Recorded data
++++++++++

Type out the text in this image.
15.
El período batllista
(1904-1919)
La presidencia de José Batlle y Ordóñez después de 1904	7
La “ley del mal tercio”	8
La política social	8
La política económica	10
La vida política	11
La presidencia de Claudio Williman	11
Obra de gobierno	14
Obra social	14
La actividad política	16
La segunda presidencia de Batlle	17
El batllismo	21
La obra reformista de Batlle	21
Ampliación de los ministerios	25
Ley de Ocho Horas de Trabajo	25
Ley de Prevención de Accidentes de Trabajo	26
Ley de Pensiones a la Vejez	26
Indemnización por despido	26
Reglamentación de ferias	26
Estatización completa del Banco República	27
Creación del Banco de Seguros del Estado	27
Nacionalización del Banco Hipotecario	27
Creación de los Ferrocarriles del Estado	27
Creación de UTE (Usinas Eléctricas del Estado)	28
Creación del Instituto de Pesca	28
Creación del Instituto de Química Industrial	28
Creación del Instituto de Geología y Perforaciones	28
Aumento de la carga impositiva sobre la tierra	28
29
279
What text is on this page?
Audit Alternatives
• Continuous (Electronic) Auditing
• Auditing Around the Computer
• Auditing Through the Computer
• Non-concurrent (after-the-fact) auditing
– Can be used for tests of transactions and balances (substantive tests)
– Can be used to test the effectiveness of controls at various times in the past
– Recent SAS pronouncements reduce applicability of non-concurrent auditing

++++++++++

Written task - All of the data needs to be printed once more, exactly.

Correct answer -
Type out the text in this image.
15.
El período batllista
(1904-1919)
La presidencia de José Batlle y Ordóñez después de 1904	7
La “ley del mal tercio”	8
La política social	8
La política económica	10
La vida política	11
La presidencia de Claudio Williman	11
Obra de gobierno	14
Obra social	14
La actividad política	16
La segunda presidencia de Batlle	17
El batllismo	21
La obra reformista de Batlle	21
Ampliación de los ministerios	25
Ley de Ocho Horas de Trabajo	25
Ley de Prevención de Accidentes de Trabajo	26
Ley de Pensiones a la Vejez	26
Indemnización por despido	26
Reglamentación de ferias	26
Estatización completa del Banco República	27
Creación del Banco de Seguros del Estado	27
Nacionalización del Banco Hipotecario	27
Creación de los Ferrocarriles del Estado	27
Creación de UTE (Usinas Eléctricas del Estado)	28
Creación del Instituto de Pesca	28
Creación del Instituto de Química Industrial	28
Creación del Instituto de Geología y Perforaciones	28
Aumento de la carga impositiva sobre la tierra	28
29
279
What text is on this page?
Audit Alternatives
• Continuous (Electronic) Auditing
• Auditing Around the Computer
• Auditing Through the Computer
• Non-concurrent (after-the-fact) auditing
– Can be used for tests of transactions and balances (substantive tests)
– Can be used to test the effectiveness of controls at various times in the past
– Recent SAS pronouncements reduce applicability of non-concurrent auditing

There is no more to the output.